Exercise:
Take the entries below and print all of them exactly, please.

The input:
------------------------------------------------

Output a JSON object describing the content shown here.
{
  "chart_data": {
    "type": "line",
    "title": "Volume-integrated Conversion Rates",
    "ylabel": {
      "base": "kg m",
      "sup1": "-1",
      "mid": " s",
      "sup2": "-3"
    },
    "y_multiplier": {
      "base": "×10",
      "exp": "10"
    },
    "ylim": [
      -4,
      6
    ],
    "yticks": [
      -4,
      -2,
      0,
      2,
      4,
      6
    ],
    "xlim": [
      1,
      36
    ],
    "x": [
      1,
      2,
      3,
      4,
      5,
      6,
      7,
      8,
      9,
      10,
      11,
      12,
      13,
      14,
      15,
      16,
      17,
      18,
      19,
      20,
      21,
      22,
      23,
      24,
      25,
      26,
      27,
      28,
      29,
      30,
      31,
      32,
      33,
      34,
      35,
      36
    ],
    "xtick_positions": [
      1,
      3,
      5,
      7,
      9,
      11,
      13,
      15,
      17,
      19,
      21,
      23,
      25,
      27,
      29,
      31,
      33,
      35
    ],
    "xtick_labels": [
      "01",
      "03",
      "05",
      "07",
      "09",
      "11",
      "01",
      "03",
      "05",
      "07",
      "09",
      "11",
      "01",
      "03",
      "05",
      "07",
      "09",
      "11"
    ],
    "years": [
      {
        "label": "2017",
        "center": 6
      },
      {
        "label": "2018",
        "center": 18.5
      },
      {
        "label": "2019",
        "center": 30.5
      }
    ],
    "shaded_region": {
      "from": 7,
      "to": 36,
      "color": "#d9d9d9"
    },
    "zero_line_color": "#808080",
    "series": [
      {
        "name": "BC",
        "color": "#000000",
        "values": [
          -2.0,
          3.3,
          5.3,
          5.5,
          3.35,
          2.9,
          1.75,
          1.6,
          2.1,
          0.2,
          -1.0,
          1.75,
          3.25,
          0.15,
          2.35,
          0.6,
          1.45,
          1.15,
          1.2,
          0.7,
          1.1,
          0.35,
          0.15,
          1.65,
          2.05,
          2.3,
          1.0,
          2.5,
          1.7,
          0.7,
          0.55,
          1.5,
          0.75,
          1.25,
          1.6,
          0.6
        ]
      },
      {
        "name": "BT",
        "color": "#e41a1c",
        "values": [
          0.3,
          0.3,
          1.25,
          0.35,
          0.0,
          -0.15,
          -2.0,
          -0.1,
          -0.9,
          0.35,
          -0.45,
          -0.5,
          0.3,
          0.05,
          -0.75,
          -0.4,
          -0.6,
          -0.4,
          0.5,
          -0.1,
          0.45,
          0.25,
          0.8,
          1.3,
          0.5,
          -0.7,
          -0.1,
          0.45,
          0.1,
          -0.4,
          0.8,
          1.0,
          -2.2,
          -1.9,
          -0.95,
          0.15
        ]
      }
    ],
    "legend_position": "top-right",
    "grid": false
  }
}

------------------------------------------------

Final result:
Output a JSON object describing the content shown here.
{
  "chart_data": {
    "type": "line",
    "title": "Volume-integrated Conversion Rates",
    "ylabel": {
      "base": "kg m",
      "sup1": "-1",
      "mid": " s",
      "sup2": "-3"
    },
    "y_multiplier": {
      "base": "×10",
      "exp": "10"
    },
    "ylim": [
      -4,
      6
    ],
    "yticks": [
      -4,
      -2,
      0,
      2,
      4,
      6
    ],
    "xlim": [
      1,
      36
    ],
    "x": [
      1,
      2,
      3,
      4,
      5,
      6,
      7,
      8,
      9,
      10,
      11,
      12,
      13,
      14,
      15,
      16,
      17,
      18,
      19,
      20,
      21,
      22,
      23,
      24,
      25,
      26,
      27,
      28,
      29,
      30,
      31,
      32,
      33,
      34,
      35,
      36
    ],
    "xtick_positions": [
      1,
      3,
      5,
      7,
      9,
      11,
      13,
      15,
      17,
      19,
      21,
      23,
      25,
      27,
      29,
      31,
      33,
      35
    ],
    "xtick_labels": [
      "01",
      "03",
      "05",
      "07",
      "09",
      "11",
      "01",
      "03",
      "05",
      "07",
      "09",
      "11",
      "01",
      "03",
      "05",
      "07",
      "09",
      "11"
    ],
    "years": [
      {
        "label": "2017",
        "center": 6
      },
      {
        "label": "2018",
        "center": 18.5
      },
      {
        "label": "2019",
        "center": 30.5
      }
    ],
    "shaded_region": {
      "from": 7,
      "to": 36,
      "color": "#d9d9d9"
    },
    "zero_line_color": "#808080",
    "series": [
      {
        "name": "BC",
        "color": "#000000",
        "values": [
          -2.0,
          3.3,
          5.3,
          5.5,
          3.35,
          2.9,
          1.75,
          1.6,
          2.1,
          0.2,
          -1.0,
          1.75,
          3.25,
          0.15,
          2.35,
          0.6,
          1.45,
          1.15,
          1.2,
          0.7,
          1.1,
          0.35,
          0.15,
          1.65,
          2.05,
          2.3,
          1.0,
          2.5,
          1.7,
          0.7,
          0.55,
          1.5,
          0.75,
          1.25,
          1.6,
          0.6
        ]
      },
      {
        "name": "BT",
        "color": "#e41a1c",
        "values": [
          0.3,
          0.3,
          1.25,
          0.35,
          0.0,
          -0.15,
          -2.0,
          -0.1,
          -0.9,
          0.35,
          -0.45,
          -0.5,
          0.3,
          0.05,
          -0.75,
          -0.4,
          -0.6,
          -0.4,
          0.5,
          -0.1,
          0.45,
          0.25,
          0.8,
          1.3,
          0.5,
          -0.7,
          -0.1,
          0.45,
          0.1,
          -0.4,
          0.8,
          1.0,
          -2.2,
          -1.9,
          -0.95,
          0.15
        ]
      }
    ],
    "legend_position": "top-right",
    "grid": false
  }
}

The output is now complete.